* The problem
In the entries that follow, how many lines hold the string "JSON"? Give only that number.

* Exercise inputs
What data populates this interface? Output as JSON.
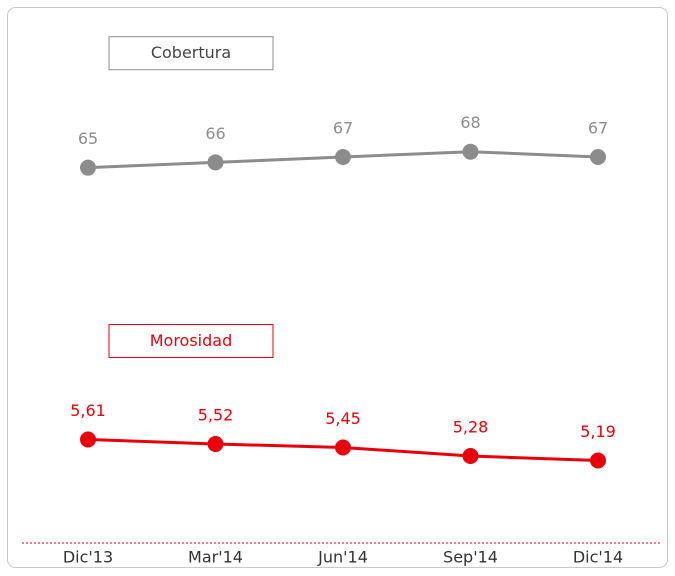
{
  "chart_data": {
    "type": "line",
    "categories": [
      "Dic'13",
      "Mar'14",
      "Jun'14",
      "Sep'14",
      "Dic'14"
    ],
    "series": [
      {
        "name": "Cobertura",
        "color": "#8c8c8c",
        "values": [
          65,
          66,
          67,
          68,
          67
        ]
      },
      {
        "name": "Morosidad",
        "color": "#e8000d",
        "axis": "y2",
        "values": [
          5.61,
          5.52,
          5.45,
          5.28,
          5.19
        ],
        "value_labels": [
          "5,61",
          "5,52",
          "5,45",
          "5,28",
          "5,19"
        ]
      }
    ],
    "ylim": [
      -5,
      89
    ],
    "y2lim": [
      3.6,
      13.6
    ]
  }
}
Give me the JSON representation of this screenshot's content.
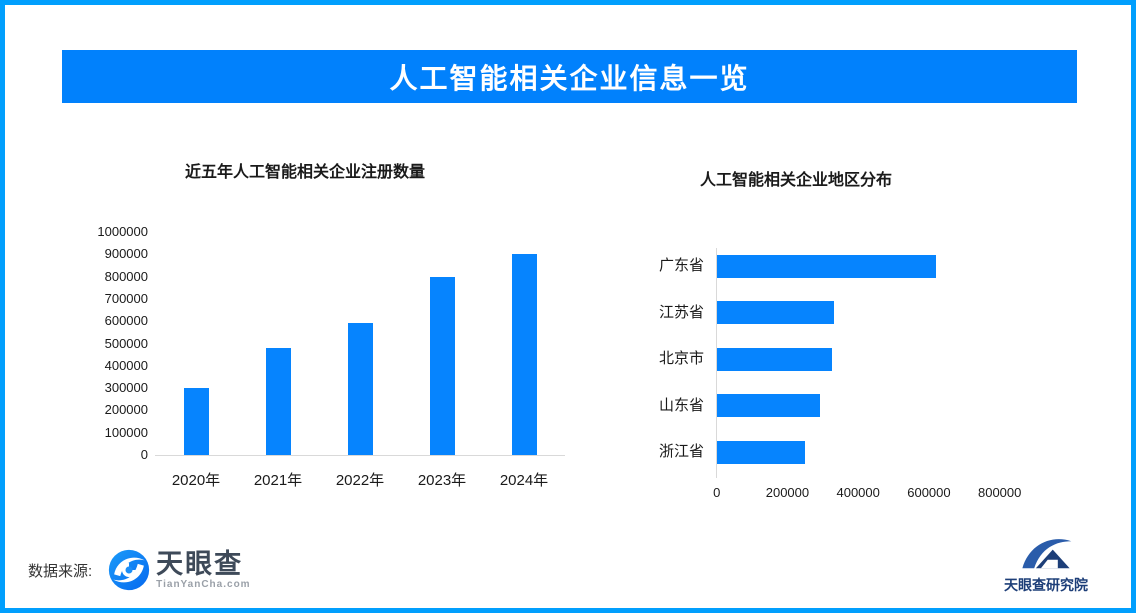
{
  "frame": {
    "border_color": "#019ffd",
    "background": "#ffffff"
  },
  "banner": {
    "title": "人工智能相关企业信息一览",
    "background": "#0181fc",
    "text_color": "#ffffff"
  },
  "chart_data": [
    {
      "type": "bar",
      "orientation": "vertical",
      "title": "近五年人工智能相关企业注册数量",
      "categories": [
        "2020年",
        "2021年",
        "2022年",
        "2023年",
        "2024年"
      ],
      "values": [
        300000,
        480000,
        590000,
        800000,
        900000
      ],
      "xlabel": "",
      "ylabel": "",
      "ylim": [
        0,
        1000000
      ],
      "ytick_step": 100000,
      "grid": false,
      "legend": false,
      "bar_color": "#0684fe"
    },
    {
      "type": "bar",
      "orientation": "horizontal",
      "title": "人工智能相关企业地区分布",
      "categories": [
        "广东省",
        "江苏省",
        "北京市",
        "山东省",
        "浙江省"
      ],
      "values": [
        620000,
        330000,
        325000,
        290000,
        250000
      ],
      "xlabel": "",
      "ylabel": "",
      "xlim": [
        0,
        800000
      ],
      "xtick_step": 200000,
      "grid": false,
      "legend": false,
      "bar_color": "#0684fe"
    }
  ],
  "footer": {
    "source_label": "数据来源:",
    "tianyancha": {
      "name": "天眼查",
      "domain": "TianYanCha.com",
      "icon": "tianyancha-eye-icon",
      "brand_color": "#0b84fb"
    },
    "research": {
      "name": "天眼查研究院",
      "icon": "tianyancha-research-icon",
      "brand_color": "#1d3e78"
    }
  }
}
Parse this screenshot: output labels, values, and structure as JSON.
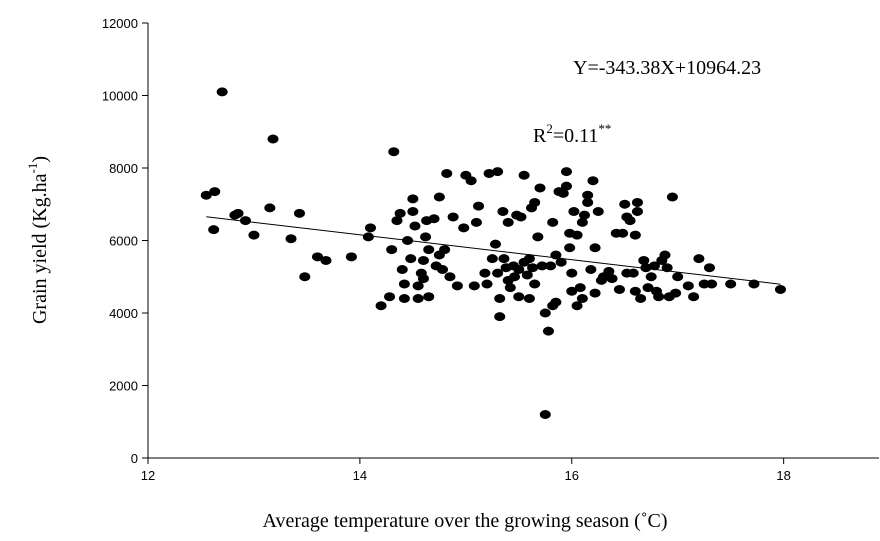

* The solution
3